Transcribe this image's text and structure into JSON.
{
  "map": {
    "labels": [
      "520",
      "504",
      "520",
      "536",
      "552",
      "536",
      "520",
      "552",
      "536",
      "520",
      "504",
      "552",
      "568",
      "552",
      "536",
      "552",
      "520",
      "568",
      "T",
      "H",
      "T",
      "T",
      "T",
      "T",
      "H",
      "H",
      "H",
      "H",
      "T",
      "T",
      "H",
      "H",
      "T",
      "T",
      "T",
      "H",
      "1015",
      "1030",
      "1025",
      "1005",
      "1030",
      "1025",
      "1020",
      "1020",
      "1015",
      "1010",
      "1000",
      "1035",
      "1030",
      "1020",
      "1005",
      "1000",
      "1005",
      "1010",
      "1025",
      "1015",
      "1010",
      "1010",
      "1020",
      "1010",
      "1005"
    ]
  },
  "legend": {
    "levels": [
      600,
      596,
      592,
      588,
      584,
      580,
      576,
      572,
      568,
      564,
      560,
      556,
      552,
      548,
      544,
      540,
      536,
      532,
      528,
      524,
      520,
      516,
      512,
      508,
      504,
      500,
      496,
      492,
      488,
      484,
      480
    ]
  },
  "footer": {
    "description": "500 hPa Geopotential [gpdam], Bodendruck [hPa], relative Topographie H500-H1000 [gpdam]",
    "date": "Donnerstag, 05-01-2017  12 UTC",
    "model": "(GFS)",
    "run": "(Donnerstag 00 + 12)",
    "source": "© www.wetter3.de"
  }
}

********

GIVEN REQUEST:
Set down all of the entries exactly, please.

ANSWER IN FULL:
Transcribe this image's text and structure into JSON.
{
  "map": {
    "labels": [
      "520",
      "504",
      "520",
      "536",
      "552",
      "536",
      "520",
      "552",
      "536",
      "520",
      "504",
      "552",
      "568",
      "552",
      "536",
      "552",
      "520",
      "568",
      "T",
      "H",
      "T",
      "T",
      "T",
      "T",
      "H",
      "H",
      "H",
      "H",
      "T",
      "T",
      "H",
      "H",
      "T",
      "T",
      "T",
      "H",
      "1015",
      "1030",
      "1025",
      "1005",
      "1030",
      "1025",
      "1020",
      "1020",
      "1015",
      "1010",
      "1000",
      "1035",
      "1030",
      "1020",
      "1005",
      "1000",
      "1005",
      "1010",
      "1025",
      "1015",
      "1010",
      "1010",
      "1020",
      "1010",
      "1005"
    ]
  },
  "legend": {
    "levels": [
      600,
      596,
      592,
      588,
      584,
      580,
      576,
      572,
      568,
      564,
      560,
      556,
      552,
      548,
      544,
      540,
      536,
      532,
      528,
      524,
      520,
      516,
      512,
      508,
      504,
      500,
      496,
      492,
      488,
      484,
      480
    ]
  },
  "footer": {
    "description": "500 hPa Geopotential [gpdam], Bodendruck [hPa], relative Topographie H500-H1000 [gpdam]",
    "date": "Donnerstag, 05-01-2017  12 UTC",
    "model": "(GFS)",
    "run": "(Donnerstag 00 + 12)",
    "source": "© www.wetter3.de"
  }
}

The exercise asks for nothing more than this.